§ **What you are asked to do**
All of the data below must be repeated exactly.

# Start of Supplied data

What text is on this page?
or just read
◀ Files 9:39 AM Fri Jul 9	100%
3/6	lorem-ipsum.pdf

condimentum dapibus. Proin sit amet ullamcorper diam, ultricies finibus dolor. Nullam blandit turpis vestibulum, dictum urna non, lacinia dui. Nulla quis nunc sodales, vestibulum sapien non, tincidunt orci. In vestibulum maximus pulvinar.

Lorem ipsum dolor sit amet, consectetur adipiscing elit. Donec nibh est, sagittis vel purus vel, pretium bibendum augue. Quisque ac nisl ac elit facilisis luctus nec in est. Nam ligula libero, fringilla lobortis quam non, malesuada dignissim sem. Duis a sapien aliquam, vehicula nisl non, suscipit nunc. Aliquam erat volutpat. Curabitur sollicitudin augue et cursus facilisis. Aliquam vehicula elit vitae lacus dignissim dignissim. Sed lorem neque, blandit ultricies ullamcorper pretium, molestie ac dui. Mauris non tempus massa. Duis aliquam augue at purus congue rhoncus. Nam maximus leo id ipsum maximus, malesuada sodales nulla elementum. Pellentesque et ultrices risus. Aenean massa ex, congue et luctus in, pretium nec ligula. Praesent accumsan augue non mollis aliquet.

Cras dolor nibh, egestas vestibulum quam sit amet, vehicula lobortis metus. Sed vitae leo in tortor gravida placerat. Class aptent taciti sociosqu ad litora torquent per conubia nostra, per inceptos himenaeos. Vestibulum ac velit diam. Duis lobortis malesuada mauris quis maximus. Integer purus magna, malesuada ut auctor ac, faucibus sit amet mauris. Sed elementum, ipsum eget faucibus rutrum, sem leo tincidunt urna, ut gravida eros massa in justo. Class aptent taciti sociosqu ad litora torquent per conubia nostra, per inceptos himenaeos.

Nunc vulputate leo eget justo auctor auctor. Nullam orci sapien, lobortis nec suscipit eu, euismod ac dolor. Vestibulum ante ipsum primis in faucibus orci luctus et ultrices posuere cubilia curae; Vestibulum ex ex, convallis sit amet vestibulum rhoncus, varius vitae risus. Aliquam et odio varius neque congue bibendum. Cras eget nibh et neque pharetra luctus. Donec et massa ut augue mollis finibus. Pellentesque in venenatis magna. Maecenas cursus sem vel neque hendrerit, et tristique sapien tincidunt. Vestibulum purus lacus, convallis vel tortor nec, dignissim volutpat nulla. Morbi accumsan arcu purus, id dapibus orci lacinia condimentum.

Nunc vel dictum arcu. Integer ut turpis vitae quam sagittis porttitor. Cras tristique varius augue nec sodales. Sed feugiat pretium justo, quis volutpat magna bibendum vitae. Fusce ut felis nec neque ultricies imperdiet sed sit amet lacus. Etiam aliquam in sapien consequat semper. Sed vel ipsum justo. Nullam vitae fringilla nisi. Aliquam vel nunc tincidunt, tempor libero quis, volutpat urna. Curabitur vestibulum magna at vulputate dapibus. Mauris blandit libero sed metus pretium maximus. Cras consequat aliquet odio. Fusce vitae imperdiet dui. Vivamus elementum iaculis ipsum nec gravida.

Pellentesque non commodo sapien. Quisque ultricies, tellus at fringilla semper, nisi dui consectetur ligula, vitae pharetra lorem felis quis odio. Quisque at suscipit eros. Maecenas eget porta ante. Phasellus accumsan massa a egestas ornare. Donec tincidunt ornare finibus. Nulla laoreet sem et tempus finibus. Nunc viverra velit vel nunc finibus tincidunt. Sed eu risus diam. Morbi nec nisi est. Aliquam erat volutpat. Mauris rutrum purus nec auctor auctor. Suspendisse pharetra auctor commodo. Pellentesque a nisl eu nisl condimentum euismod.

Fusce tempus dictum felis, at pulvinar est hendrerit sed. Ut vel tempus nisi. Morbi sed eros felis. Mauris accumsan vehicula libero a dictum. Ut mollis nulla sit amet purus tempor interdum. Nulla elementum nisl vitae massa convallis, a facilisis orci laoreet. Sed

# End of Supplied data

§ **Result below**
What text is on this page?
or just read
◀ Files 9:39 AM Fri Jul 9	100%
3/6	lorem-ipsum.pdf

condimentum dapibus. Proin sit amet ullamcorper diam, ultricies finibus dolor. Nullam blandit turpis vestibulum, dictum urna non, lacinia dui. Nulla quis nunc sodales, vestibulum sapien non, tincidunt orci. In vestibulum maximus pulvinar.

Lorem ipsum dolor sit amet, consectetur adipiscing elit. Donec nibh est, sagittis vel purus vel, pretium bibendum augue. Quisque ac nisl ac elit facilisis luctus nec in est. Nam ligula libero, fringilla lobortis quam non, malesuada dignissim sem. Duis a sapien aliquam, vehicula nisl non, suscipit nunc. Aliquam erat volutpat. Curabitur sollicitudin augue et cursus facilisis. Aliquam vehicula elit vitae lacus dignissim dignissim. Sed lorem neque, blandit ultricies ullamcorper pretium, molestie ac dui. Mauris non tempus massa. Duis aliquam augue at purus congue rhoncus. Nam maximus leo id ipsum maximus, malesuada sodales nulla elementum. Pellentesque et ultrices risus. Aenean massa ex, congue et luctus in, pretium nec ligula. Praesent accumsan augue non mollis aliquet.

Cras dolor nibh, egestas vestibulum quam sit amet, vehicula lobortis metus. Sed vitae leo in tortor gravida placerat. Class aptent taciti sociosqu ad litora torquent per conubia nostra, per inceptos himenaeos. Vestibulum ac velit diam. Duis lobortis malesuada mauris quis maximus. Integer purus magna, malesuada ut auctor ac, faucibus sit amet mauris. Sed elementum, ipsum eget faucibus rutrum, sem leo tincidunt urna, ut gravida eros massa in justo. Class aptent taciti sociosqu ad litora torquent per conubia nostra, per inceptos himenaeos.

Nunc vulputate leo eget justo auctor auctor. Nullam orci sapien, lobortis nec suscipit eu, euismod ac dolor. Vestibulum ante ipsum primis in faucibus orci luctus et ultrices posuere cubilia curae; Vestibulum ex ex, convallis sit amet vestibulum rhoncus, varius vitae risus. Aliquam et odio varius neque congue bibendum. Cras eget nibh et neque pharetra luctus. Donec et massa ut augue mollis finibus. Pellentesque in venenatis magna. Maecenas cursus sem vel neque hendrerit, et tristique sapien tincidunt. Vestibulum purus lacus, convallis vel tortor nec, dignissim volutpat nulla. Morbi accumsan arcu purus, id dapibus orci lacinia condimentum.

Nunc vel dictum arcu. Integer ut turpis vitae quam sagittis porttitor. Cras tristique varius augue nec sodales. Sed feugiat pretium justo, quis volutpat magna bibendum vitae. Fusce ut felis nec neque ultricies imperdiet sed sit amet lacus. Etiam aliquam in sapien consequat semper. Sed vel ipsum justo. Nullam vitae fringilla nisi. Aliquam vel nunc tincidunt, tempor libero quis, volutpat urna. Curabitur vestibulum magna at vulputate dapibus. Mauris blandit libero sed metus pretium maximus. Cras consequat aliquet odio. Fusce vitae imperdiet dui. Vivamus elementum iaculis ipsum nec gravida.

Pellentesque non commodo sapien. Quisque ultricies, tellus at fringilla semper, nisi dui consectetur ligula, vitae pharetra lorem felis quis odio. Quisque at suscipit eros. Maecenas eget porta ante. Phasellus accumsan massa a egestas ornare. Donec tincidunt ornare finibus. Nulla laoreet sem et tempus finibus. Nunc viverra velit vel nunc finibus tincidunt. Sed eu risus diam. Morbi nec nisi est. Aliquam erat volutpat. Mauris rutrum purus nec auctor auctor. Suspendisse pharetra auctor commodo. Pellentesque a nisl eu nisl condimentum euismod.

Fusce tempus dictum felis, at pulvinar est hendrerit sed. Ut vel tempus nisi. Morbi sed eros felis. Mauris accumsan vehicula libero a dictum. Ut mollis nulla sit amet purus tempor interdum. Nulla elementum nisl vitae massa convallis, a facilisis orci laoreet. Sed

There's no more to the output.